▶ EXERCISE BRIEF
Make an exact copy of the listing below.
[Start DATASET RECORDS]
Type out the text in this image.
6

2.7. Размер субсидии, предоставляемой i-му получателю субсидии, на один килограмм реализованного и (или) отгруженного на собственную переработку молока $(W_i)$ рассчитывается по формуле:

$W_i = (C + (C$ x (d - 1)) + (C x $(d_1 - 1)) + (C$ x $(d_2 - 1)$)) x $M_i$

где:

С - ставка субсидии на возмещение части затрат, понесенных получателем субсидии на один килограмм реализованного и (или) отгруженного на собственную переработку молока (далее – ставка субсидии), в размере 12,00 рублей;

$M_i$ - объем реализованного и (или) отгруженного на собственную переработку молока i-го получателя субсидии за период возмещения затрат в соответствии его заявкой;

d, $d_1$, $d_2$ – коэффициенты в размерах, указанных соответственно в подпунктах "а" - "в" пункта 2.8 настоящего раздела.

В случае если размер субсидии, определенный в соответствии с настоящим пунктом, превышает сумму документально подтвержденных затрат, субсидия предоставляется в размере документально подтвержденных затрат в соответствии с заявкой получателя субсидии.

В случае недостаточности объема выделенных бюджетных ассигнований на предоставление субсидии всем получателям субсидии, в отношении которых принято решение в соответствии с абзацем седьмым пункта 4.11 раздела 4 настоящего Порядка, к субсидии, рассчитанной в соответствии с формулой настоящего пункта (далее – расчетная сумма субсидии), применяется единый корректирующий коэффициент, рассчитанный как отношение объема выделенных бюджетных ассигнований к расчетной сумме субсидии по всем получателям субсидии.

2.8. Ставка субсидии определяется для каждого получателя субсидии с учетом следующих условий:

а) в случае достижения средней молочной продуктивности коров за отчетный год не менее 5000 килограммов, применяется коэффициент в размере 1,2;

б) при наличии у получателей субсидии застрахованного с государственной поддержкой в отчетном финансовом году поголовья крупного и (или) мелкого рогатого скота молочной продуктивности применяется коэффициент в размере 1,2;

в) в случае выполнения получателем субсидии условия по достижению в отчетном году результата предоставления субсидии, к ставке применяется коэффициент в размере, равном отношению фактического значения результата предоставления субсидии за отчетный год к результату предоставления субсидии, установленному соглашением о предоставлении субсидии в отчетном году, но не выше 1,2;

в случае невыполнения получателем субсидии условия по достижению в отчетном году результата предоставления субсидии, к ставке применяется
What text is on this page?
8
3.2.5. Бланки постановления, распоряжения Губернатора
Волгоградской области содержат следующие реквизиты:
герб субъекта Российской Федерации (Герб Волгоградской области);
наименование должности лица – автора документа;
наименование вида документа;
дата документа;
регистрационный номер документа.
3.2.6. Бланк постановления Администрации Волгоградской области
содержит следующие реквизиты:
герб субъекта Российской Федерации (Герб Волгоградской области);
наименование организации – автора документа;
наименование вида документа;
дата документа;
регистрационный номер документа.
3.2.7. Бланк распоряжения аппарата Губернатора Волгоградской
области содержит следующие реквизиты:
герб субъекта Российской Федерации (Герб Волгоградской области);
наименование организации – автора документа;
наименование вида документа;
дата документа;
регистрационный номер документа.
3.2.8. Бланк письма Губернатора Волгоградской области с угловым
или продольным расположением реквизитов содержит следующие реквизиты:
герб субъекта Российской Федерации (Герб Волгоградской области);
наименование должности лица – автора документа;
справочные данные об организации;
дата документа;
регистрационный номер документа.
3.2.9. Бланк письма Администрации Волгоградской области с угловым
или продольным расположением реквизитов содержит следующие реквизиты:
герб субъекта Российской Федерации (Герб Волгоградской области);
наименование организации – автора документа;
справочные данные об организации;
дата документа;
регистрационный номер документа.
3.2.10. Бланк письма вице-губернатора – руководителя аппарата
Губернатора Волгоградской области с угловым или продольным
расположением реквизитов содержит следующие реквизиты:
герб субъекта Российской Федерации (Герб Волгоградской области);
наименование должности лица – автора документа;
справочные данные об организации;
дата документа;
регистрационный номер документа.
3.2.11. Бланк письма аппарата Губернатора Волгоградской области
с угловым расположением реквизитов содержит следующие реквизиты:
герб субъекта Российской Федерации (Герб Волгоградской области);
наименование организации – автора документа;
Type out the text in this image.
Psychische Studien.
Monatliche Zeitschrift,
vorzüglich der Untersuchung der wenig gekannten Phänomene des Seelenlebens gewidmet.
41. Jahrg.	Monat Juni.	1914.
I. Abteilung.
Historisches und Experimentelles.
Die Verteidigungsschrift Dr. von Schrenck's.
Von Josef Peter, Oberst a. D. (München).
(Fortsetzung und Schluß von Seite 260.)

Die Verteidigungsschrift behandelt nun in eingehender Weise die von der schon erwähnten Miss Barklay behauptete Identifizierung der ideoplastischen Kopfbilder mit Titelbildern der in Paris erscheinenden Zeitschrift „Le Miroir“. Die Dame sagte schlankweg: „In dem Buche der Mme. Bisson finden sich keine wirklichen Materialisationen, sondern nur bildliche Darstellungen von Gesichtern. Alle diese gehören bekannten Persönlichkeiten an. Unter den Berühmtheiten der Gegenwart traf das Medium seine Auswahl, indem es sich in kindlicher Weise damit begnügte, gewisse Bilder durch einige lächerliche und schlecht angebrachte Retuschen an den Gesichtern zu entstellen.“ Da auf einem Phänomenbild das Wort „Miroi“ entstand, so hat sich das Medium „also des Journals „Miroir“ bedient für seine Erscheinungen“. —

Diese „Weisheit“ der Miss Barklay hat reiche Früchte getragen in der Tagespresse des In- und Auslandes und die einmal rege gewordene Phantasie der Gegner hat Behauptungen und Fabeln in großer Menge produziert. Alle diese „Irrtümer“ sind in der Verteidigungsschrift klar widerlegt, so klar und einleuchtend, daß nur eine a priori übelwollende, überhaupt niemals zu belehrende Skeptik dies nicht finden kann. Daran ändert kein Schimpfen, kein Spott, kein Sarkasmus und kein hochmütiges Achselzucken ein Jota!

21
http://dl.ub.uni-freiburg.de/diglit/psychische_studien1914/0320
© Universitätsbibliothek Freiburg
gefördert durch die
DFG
[End DATASET RECORDS]
▶ TASK RESULT
Type out the text in this image.
6

2.7. Размер субсидии, предоставляемой i-му получателю субсидии, на один килограмм реализованного и (или) отгруженного на собственную переработку молока $(W_i)$ рассчитывается по формуле:

$W_i = (C + (C$ x (d - 1)) + (C x $(d_1 - 1)) + (C$ x $(d_2 - 1)$)) x $M_i$

где:

С - ставка субсидии на возмещение части затрат, понесенных получателем субсидии на один килограмм реализованного и (или) отгруженного на собственную переработку молока (далее – ставка субсидии), в размере 12,00 рублей;

$M_i$ - объем реализованного и (или) отгруженного на собственную переработку молока i-го получателя субсидии за период возмещения затрат в соответствии его заявкой;

d, $d_1$, $d_2$ – коэффициенты в размерах, указанных соответственно в подпунктах "а" - "в" пункта 2.8 настоящего раздела.

В случае если размер субсидии, определенный в соответствии с настоящим пунктом, превышает сумму документально подтвержденных затрат, субсидия предоставляется в размере документально подтвержденных затрат в соответствии с заявкой получателя субсидии.

В случае недостаточности объема выделенных бюджетных ассигнований на предоставление субсидии всем получателям субсидии, в отношении которых принято решение в соответствии с абзацем седьмым пункта 4.11 раздела 4 настоящего Порядка, к субсидии, рассчитанной в соответствии с формулой настоящего пункта (далее – расчетная сумма субсидии), применяется единый корректирующий коэффициент, рассчитанный как отношение объема выделенных бюджетных ассигнований к расчетной сумме субсидии по всем получателям субсидии.

2.8. Ставка субсидии определяется для каждого получателя субсидии с учетом следующих условий:

а) в случае достижения средней молочной продуктивности коров за отчетный год не менее 5000 килограммов, применяется коэффициент в размере 1,2;

б) при наличии у получателей субсидии застрахованного с государственной поддержкой в отчетном финансовом году поголовья крупного и (или) мелкого рогатого скота молочной продуктивности применяется коэффициент в размере 1,2;

в) в случае выполнения получателем субсидии условия по достижению в отчетном году результата предоставления субсидии, к ставке применяется коэффициент в размере, равном отношению фактического значения результата предоставления субсидии за отчетный год к результату предоставления субсидии, установленному соглашением о предоставлении субсидии в отчетном году, но не выше 1,2;

в случае невыполнения получателем субсидии условия по достижению в отчетном году результата предоставления субсидии, к ставке применяется
What text is on this page?
8
3.2.5. Бланки постановления, распоряжения Губернатора
Волгоградской области содержат следующие реквизиты:
герб субъекта Российской Федерации (Герб Волгоградской области);
наименование должности лица – автора документа;
наименование вида документа;
дата документа;
регистрационный номер документа.
3.2.6. Бланк постановления Администрации Волгоградской области
содержит следующие реквизиты:
герб субъекта Российской Федерации (Герб Волгоградской области);
наименование организации – автора документа;
наименование вида документа;
дата документа;
регистрационный номер документа.
3.2.7. Бланк распоряжения аппарата Губернатора Волгоградской
области содержит следующие реквизиты:
герб субъекта Российской Федерации (Герб Волгоградской области);
наименование организации – автора документа;
наименование вида документа;
дата документа;
регистрационный номер документа.
3.2.8. Бланк письма Губернатора Волгоградской области с угловым
или продольным расположением реквизитов содержит следующие реквизиты:
герб субъекта Российской Федерации (Герб Волгоградской области);
наименование должности лица – автора документа;
справочные данные об организации;
дата документа;
регистрационный номер документа.
3.2.9. Бланк письма Администрации Волгоградской области с угловым
или продольным расположением реквизитов содержит следующие реквизиты:
герб субъекта Российской Федерации (Герб Волгоградской области);
наименование организации – автора документа;
справочные данные об организации;
дата документа;
регистрационный номер документа.
3.2.10. Бланк письма вице-губернатора – руководителя аппарата
Губернатора Волгоградской области с угловым или продольным
расположением реквизитов содержит следующие реквизиты:
герб субъекта Российской Федерации (Герб Волгоградской области);
наименование должности лица – автора документа;
справочные данные об организации;
дата документа;
регистрационный номер документа.
3.2.11. Бланк письма аппарата Губернатора Волгоградской области
с угловым расположением реквизитов содержит следующие реквизиты:
герб субъекта Российской Федерации (Герб Волгоградской области);
наименование организации – автора документа;
Type out the text in this image.
Psychische Studien.
Monatliche Zeitschrift,
vorzüglich der Untersuchung der wenig gekannten Phänomene des Seelenlebens gewidmet.
41. Jahrg.	Monat Juni.	1914.
I. Abteilung.
Historisches und Experimentelles.
Die Verteidigungsschrift Dr. von Schrenck's.
Von Josef Peter, Oberst a. D. (München).
(Fortsetzung und Schluß von Seite 260.)

Die Verteidigungsschrift behandelt nun in eingehender Weise die von der schon erwähnten Miss Barklay behauptete Identifizierung der ideoplastischen Kopfbilder mit Titelbildern der in Paris erscheinenden Zeitschrift „Le Miroir“. Die Dame sagte schlankweg: „In dem Buche der Mme. Bisson finden sich keine wirklichen Materialisationen, sondern nur bildliche Darstellungen von Gesichtern. Alle diese gehören bekannten Persönlichkeiten an. Unter den Berühmtheiten der Gegenwart traf das Medium seine Auswahl, indem es sich in kindlicher Weise damit begnügte, gewisse Bilder durch einige lächerliche und schlecht angebrachte Retuschen an den Gesichtern zu entstellen.“ Da auf einem Phänomenbild das Wort „Miroi“ entstand, so hat sich das Medium „also des Journals „Miroir“ bedient für seine Erscheinungen“. —

Diese „Weisheit“ der Miss Barklay hat reiche Früchte getragen in der Tagespresse des In- und Auslandes und die einmal rege gewordene Phantasie der Gegner hat Behauptungen und Fabeln in großer Menge produziert. Alle diese „Irrtümer“ sind in der Verteidigungsschrift klar widerlegt, so klar und einleuchtend, daß nur eine a priori übelwollende, überhaupt niemals zu belehrende Skeptik dies nicht finden kann. Daran ändert kein Schimpfen, kein Spott, kein Sarkasmus und kein hochmütiges Achselzucken ein Jota!

21
http://dl.ub.uni-freiburg.de/diglit/psychische_studien1914/0320
© Universitätsbibliothek Freiburg
gefördert durch die
DFG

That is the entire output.